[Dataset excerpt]
◆ ◆ ◆ ◆ ◆

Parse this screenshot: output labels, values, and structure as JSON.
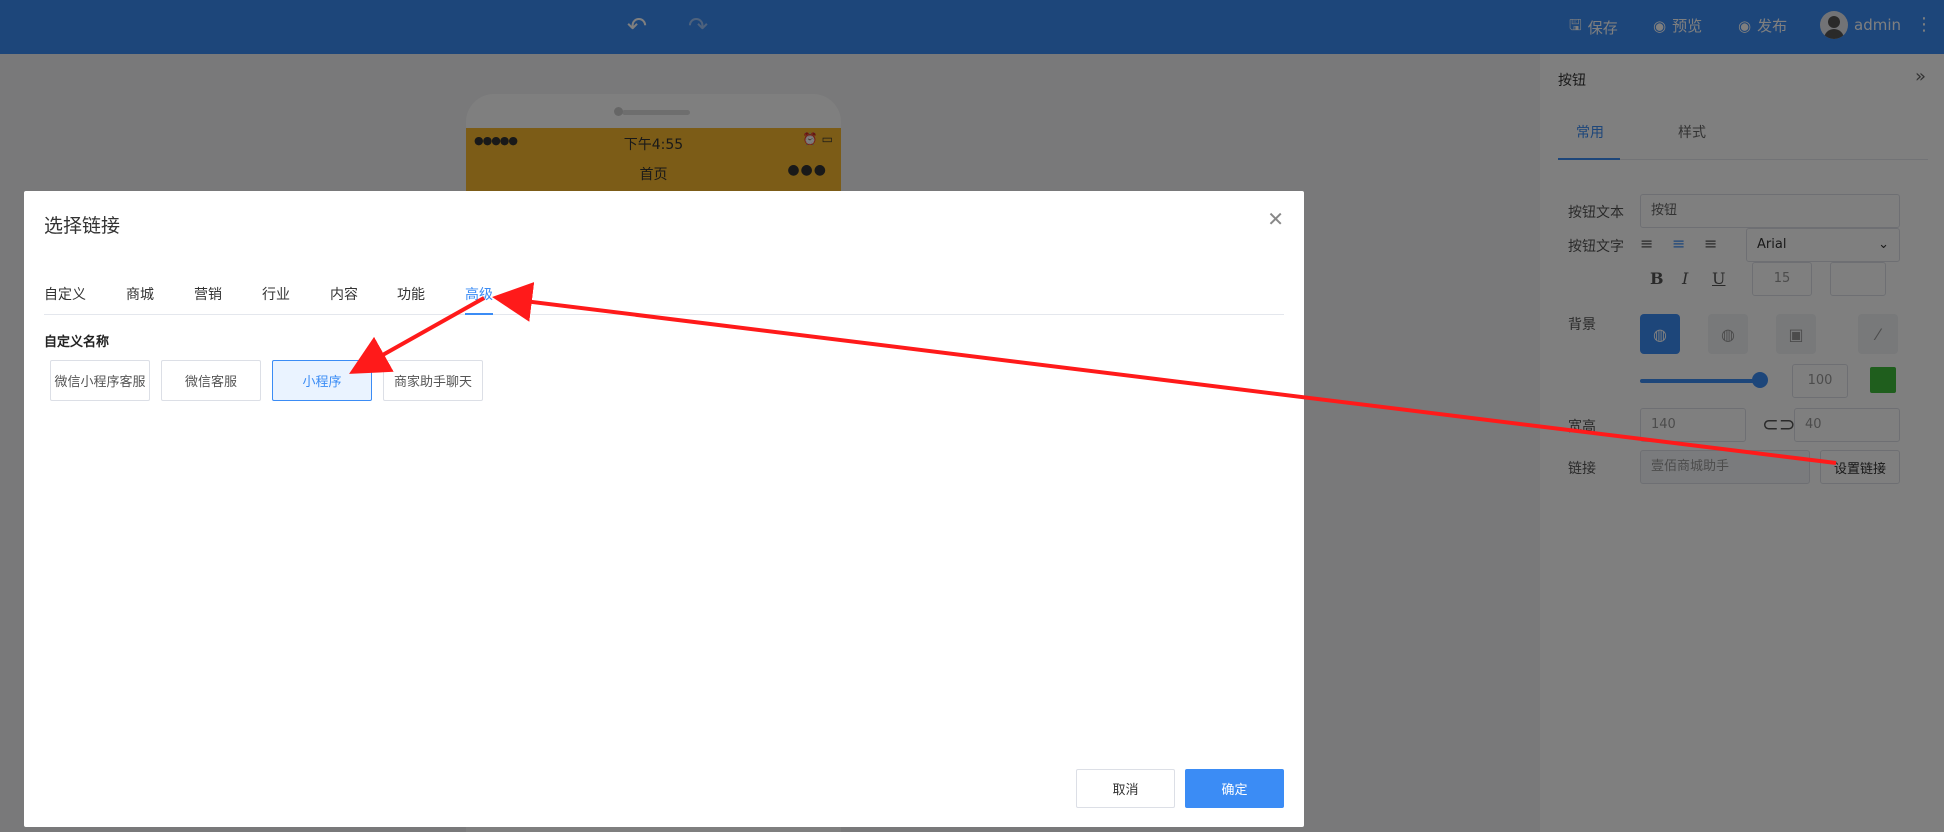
{
  "topbar": {
    "undo_icon": "undo-icon",
    "redo_icon": "redo-icon",
    "save_label": "保存",
    "preview_label": "预览",
    "publish_label": "发布",
    "user_name": "admin"
  },
  "phone": {
    "signal": "●●●●●",
    "time": "下午4:55",
    "page_title": "首页",
    "more": "●●●"
  },
  "right_panel": {
    "title": "按钮",
    "tabs": [
      "常用",
      "样式"
    ],
    "button_text_label": "按钮文本",
    "button_text_value": "按钮",
    "button_font_label": "按钮文字",
    "font_family": "Arial",
    "font_size": "15",
    "background_label": "背景",
    "opacity_value": "100",
    "size_label": "宽高",
    "width_value": "140",
    "height_value": "40",
    "link_label": "链接",
    "link_value": "壹佰商城助手",
    "set_link_label": "设置链接",
    "accent_color": "#3b8cf5",
    "swatch_color": "#3fbd3b"
  },
  "modal": {
    "title": "选择链接",
    "tabs": [
      {
        "label": "自定义"
      },
      {
        "label": "商城"
      },
      {
        "label": "营销"
      },
      {
        "label": "行业"
      },
      {
        "label": "内容"
      },
      {
        "label": "功能"
      },
      {
        "label": "高级"
      }
    ],
    "active_tab": "高级",
    "section_title": "自定义名称",
    "options": [
      {
        "label": "微信小程序客服"
      },
      {
        "label": "微信客服"
      },
      {
        "label": "小程序"
      },
      {
        "label": "商家助手聊天"
      }
    ],
    "selected_option": "小程序",
    "cancel_label": "取消",
    "confirm_label": "确定"
  }
}
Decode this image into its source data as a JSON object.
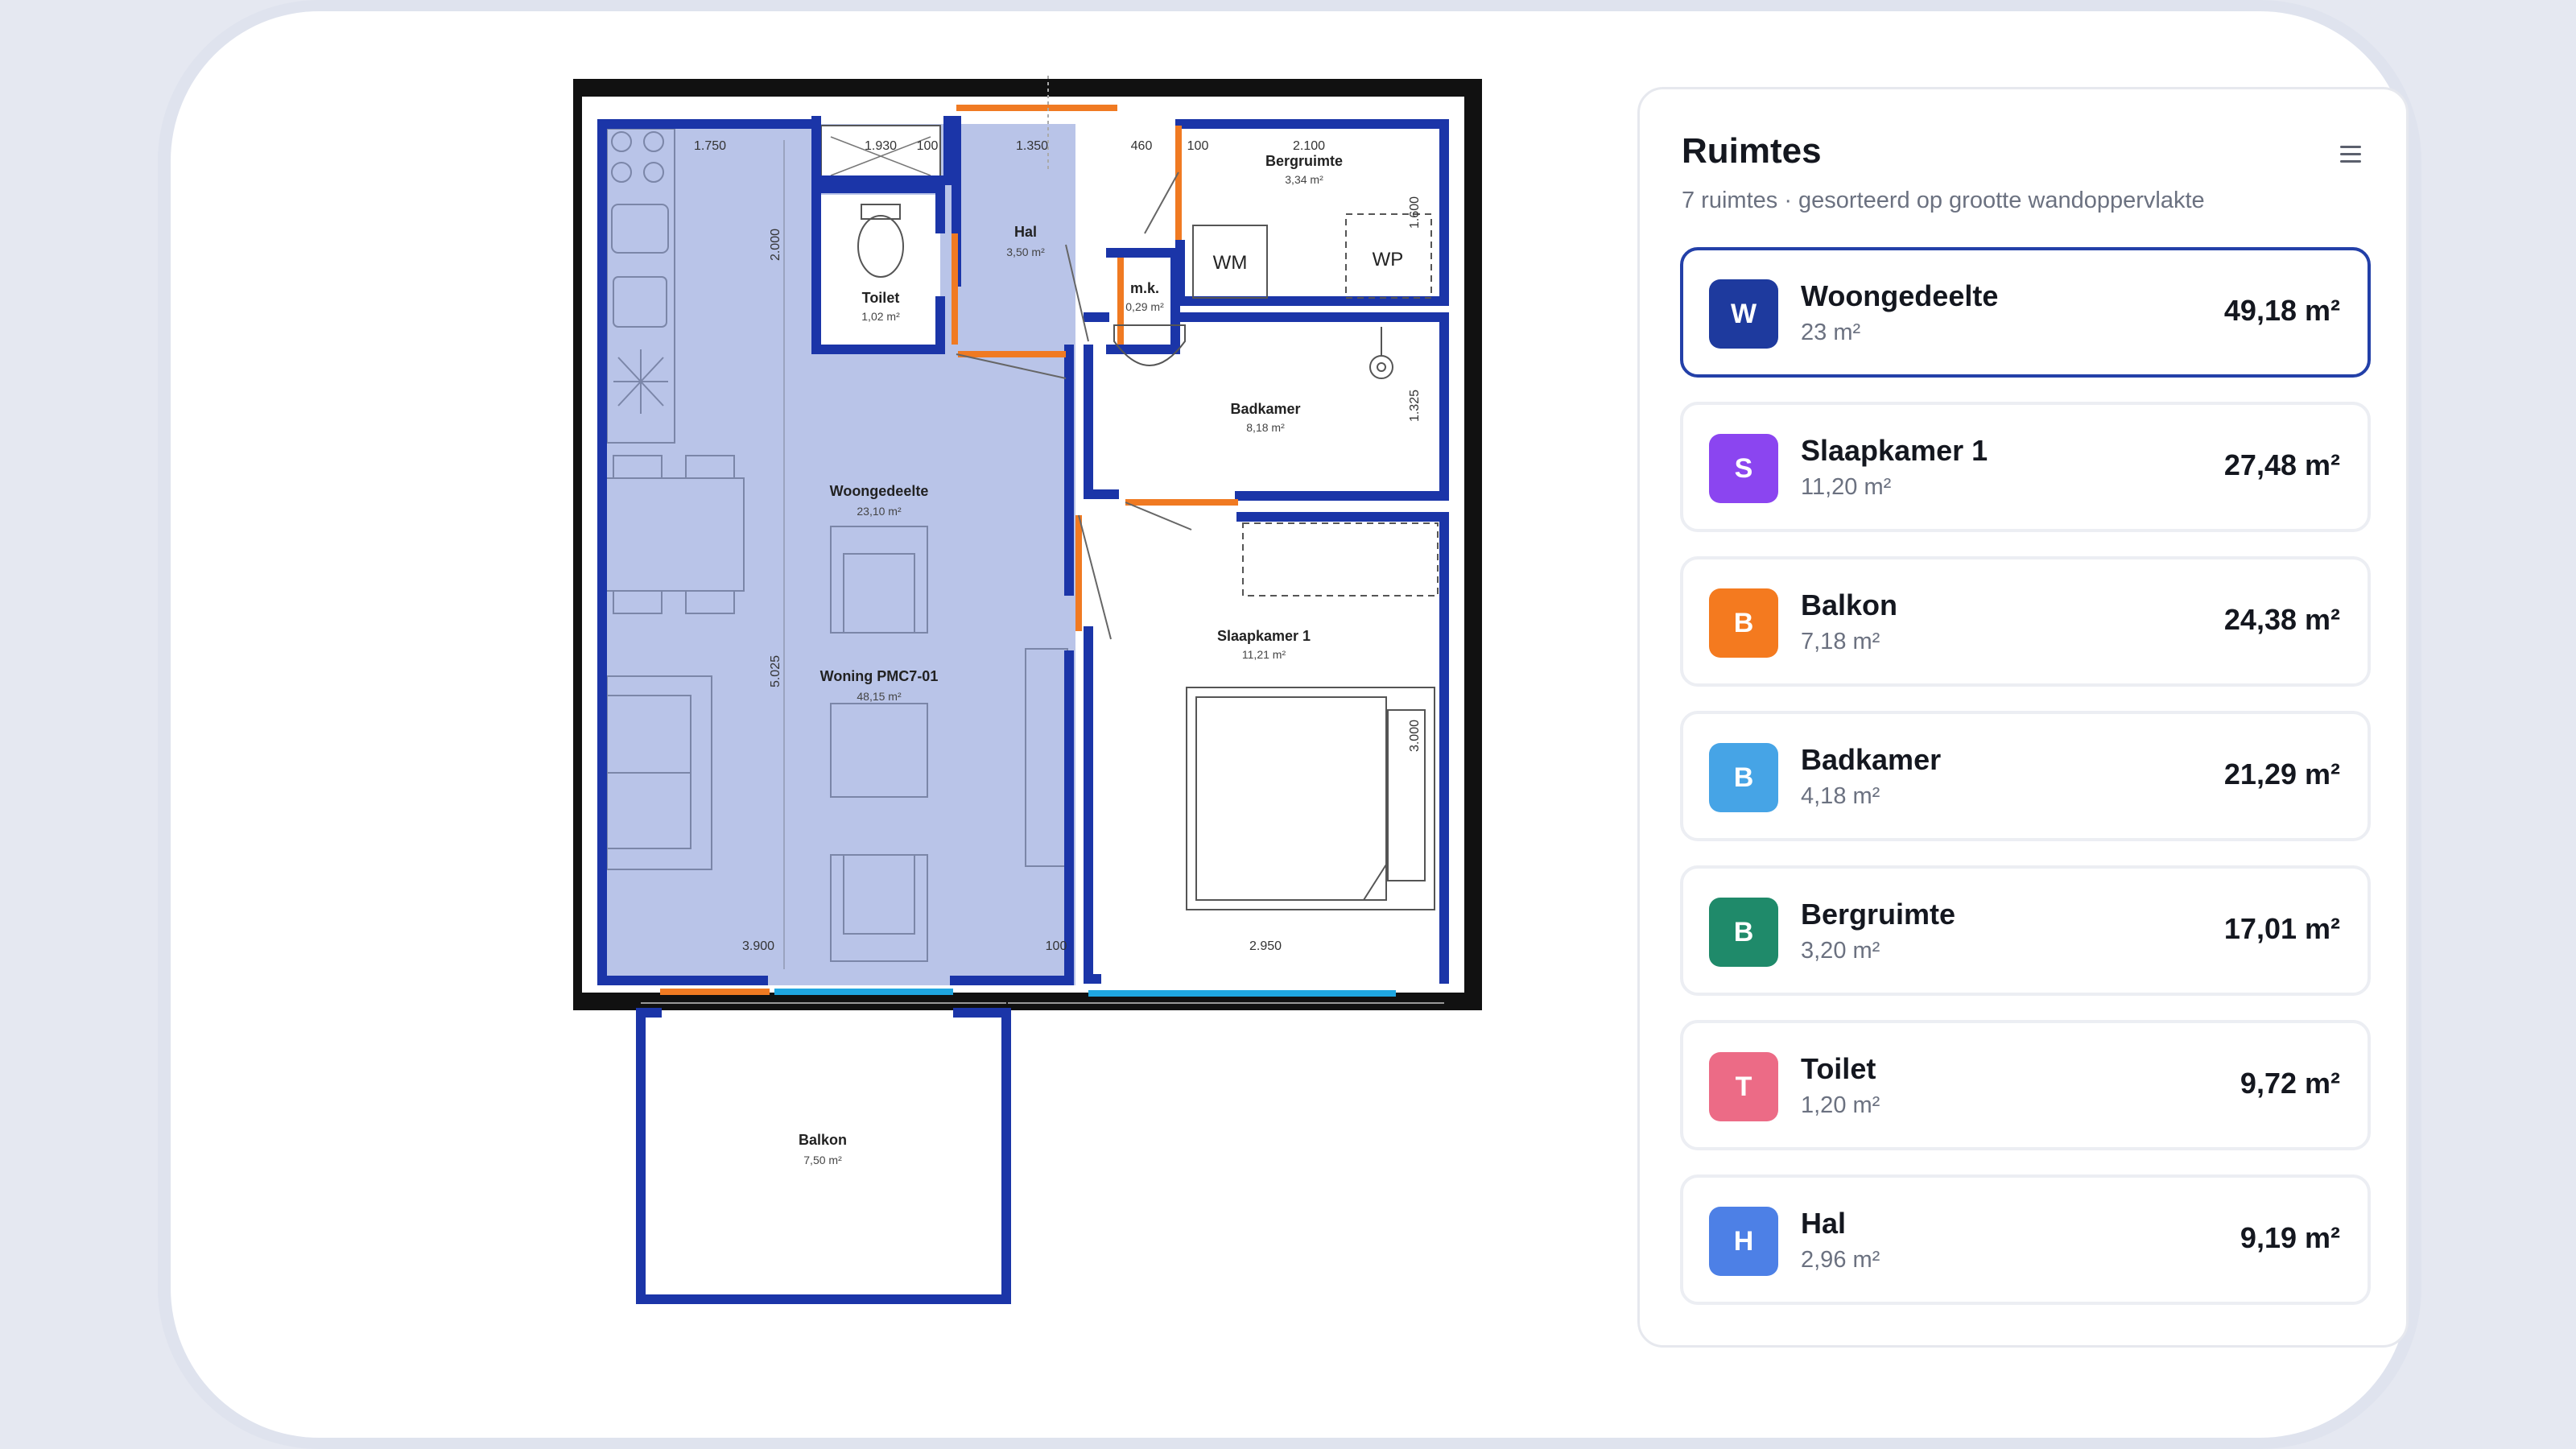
{
  "panel": {
    "title": "Ruimtes",
    "subtitle": "7 ruimtes · gesorteerd op grootte wandoppervlakte",
    "menu_icon": "hamburger-menu-icon"
  },
  "rooms": [
    {
      "letter": "W",
      "name": "Woongedeelte",
      "area": "23 m²",
      "value": "49,18 m²",
      "color": "#1e3a9e",
      "active": true
    },
    {
      "letter": "S",
      "name": "Slaapkamer 1",
      "area": "11,20 m²",
      "value": "27,48 m²",
      "color": "#8b45f0",
      "active": false
    },
    {
      "letter": "B",
      "name": "Balkon",
      "area": "7,18 m²",
      "value": "24,38 m²",
      "color": "#f47a1f",
      "active": false
    },
    {
      "letter": "B",
      "name": "Badkamer",
      "area": "4,18 m²",
      "value": "21,29 m²",
      "color": "#46a4e6",
      "active": false
    },
    {
      "letter": "B",
      "name": "Bergruimte",
      "area": "3,20 m²",
      "value": "17,01 m²",
      "color": "#1f8a6a",
      "active": false
    },
    {
      "letter": "T",
      "name": "Toilet",
      "area": "1,20 m²",
      "value": "9,72 m²",
      "color": "#ec6b86",
      "active": false
    },
    {
      "letter": "H",
      "name": "Hal",
      "area": "2,96 m²",
      "value": "9,19 m²",
      "color": "#4d80e6",
      "active": false
    }
  ],
  "plan": {
    "labels": {
      "woning": "Woning PMC7-01",
      "woning_area": "48,15 m²",
      "woongedeelte": "Woongedeelte",
      "woongedeelte_area": "23,10 m²",
      "hal": "Hal",
      "hal_area": "3,50 m²",
      "toilet": "Toilet",
      "toilet_area": "1,02 m²",
      "mk": "m.k.",
      "mk_area": "0,29 m²",
      "bergruimte": "Bergruimte",
      "bergruimte_area": "3,34 m²",
      "wm": "WM",
      "wp": "WP",
      "badkamer": "Badkamer",
      "badkamer_area": "8,18 m²",
      "slaapkamer": "Slaapkamer 1",
      "slaapkamer_area": "11,21 m²",
      "balkon": "Balkon",
      "balkon_area": "7,50 m²"
    },
    "dims": {
      "d1750": "1.750",
      "d1930": "1.930",
      "d100a": "100",
      "d1350": "1.350",
      "d460": "460",
      "d100b": "100",
      "d2100": "2.100",
      "d2000": "2.000",
      "d1600": "1.600",
      "d1325": "1.325",
      "d5025": "5.025",
      "d3000": "3.000",
      "d3900": "3.900",
      "d100c": "100",
      "d2950": "2.950"
    },
    "colors": {
      "wall": "#1b35a8",
      "door": "#f07a22",
      "window": "#1fa6e0",
      "selected_fill": "#b9c4e8"
    }
  }
}
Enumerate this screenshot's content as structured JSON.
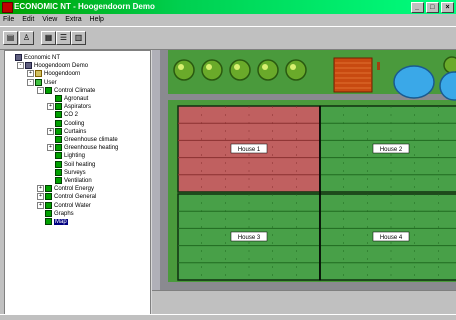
{
  "window": {
    "title": "ECONOMIC NT - Hoogendoorn Demo",
    "controls": [
      "_",
      "□",
      "×"
    ]
  },
  "menu": [
    "File",
    "Edit",
    "View",
    "Extra",
    "Help"
  ],
  "toolbar": {
    "buttons": [
      {
        "name": "save-tool-button",
        "glyph": "▤"
      },
      {
        "name": "user-tool-button",
        "glyph": "♙"
      },
      {
        "name": "tree-tool-button",
        "glyph": "▦"
      },
      {
        "name": "list-tool-button",
        "glyph": "☰"
      },
      {
        "name": "grid-tool-button",
        "glyph": "▥"
      }
    ]
  },
  "tree": [
    {
      "label": "Economic NT",
      "indent": 0,
      "icon": "pc",
      "exp": ""
    },
    {
      "label": "Hoogendoorn Demo",
      "indent": 1,
      "icon": "pc",
      "exp": "-"
    },
    {
      "label": "Hoogendoorn",
      "indent": 2,
      "icon": "folder",
      "exp": "+"
    },
    {
      "label": "User",
      "indent": 2,
      "icon": "user",
      "exp": "-"
    },
    {
      "label": "Control Climate",
      "indent": 3,
      "icon": "item",
      "exp": "-"
    },
    {
      "label": "Agronaut",
      "indent": 4,
      "icon": "item",
      "exp": ""
    },
    {
      "label": "Aspirators",
      "indent": 4,
      "icon": "item",
      "exp": "+"
    },
    {
      "label": "CO 2",
      "indent": 4,
      "icon": "item",
      "exp": ""
    },
    {
      "label": "Cooling",
      "indent": 4,
      "icon": "item",
      "exp": ""
    },
    {
      "label": "Curtains",
      "indent": 4,
      "icon": "item",
      "exp": "+"
    },
    {
      "label": "Greenhouse climate",
      "indent": 4,
      "icon": "item",
      "exp": ""
    },
    {
      "label": "Greenhouse heating",
      "indent": 4,
      "icon": "item",
      "exp": "+"
    },
    {
      "label": "Lighting",
      "indent": 4,
      "icon": "item",
      "exp": ""
    },
    {
      "label": "Soil heating",
      "indent": 4,
      "icon": "item",
      "exp": ""
    },
    {
      "label": "Surveys",
      "indent": 4,
      "icon": "item",
      "exp": ""
    },
    {
      "label": "Ventilation",
      "indent": 4,
      "icon": "item",
      "exp": ""
    },
    {
      "label": "Control Energy",
      "indent": 3,
      "icon": "item",
      "exp": "+"
    },
    {
      "label": "Control General",
      "indent": 3,
      "icon": "item",
      "exp": "+"
    },
    {
      "label": "Control Water",
      "indent": 3,
      "icon": "item",
      "exp": "+"
    },
    {
      "label": "Graphs",
      "indent": 3,
      "icon": "item",
      "exp": ""
    },
    {
      "label": "Map",
      "indent": 3,
      "icon": "item",
      "exp": "",
      "selected": true
    }
  ],
  "map": {
    "houses": [
      {
        "label": "House 1",
        "color": "#c06060",
        "alarm": true
      },
      {
        "label": "House 2",
        "color": "#48a048",
        "alarm": false
      },
      {
        "label": "House 3",
        "color": "#48a048",
        "alarm": false
      },
      {
        "label": "House 4",
        "color": "#48a048",
        "alarm": false
      }
    ],
    "colors": {
      "background": "#4a9a3c",
      "path": "#8a8a90",
      "tree": "#6aaa2a",
      "shed": "#c84a10",
      "pond": "#3aa8e8",
      "greenhouse": "#48a048",
      "greenhouse_alarm": "#c06060"
    }
  }
}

◆ ◆ ◆ ◆ ◆

Required work → Search the records above for "this". Copy each line where it is found.

Output below →
Parse this screenshot: output labels, values, and structure as JSON.
Decode this image into its source data as a JSON object.
Enumerate this screenshot's content as structured JSON.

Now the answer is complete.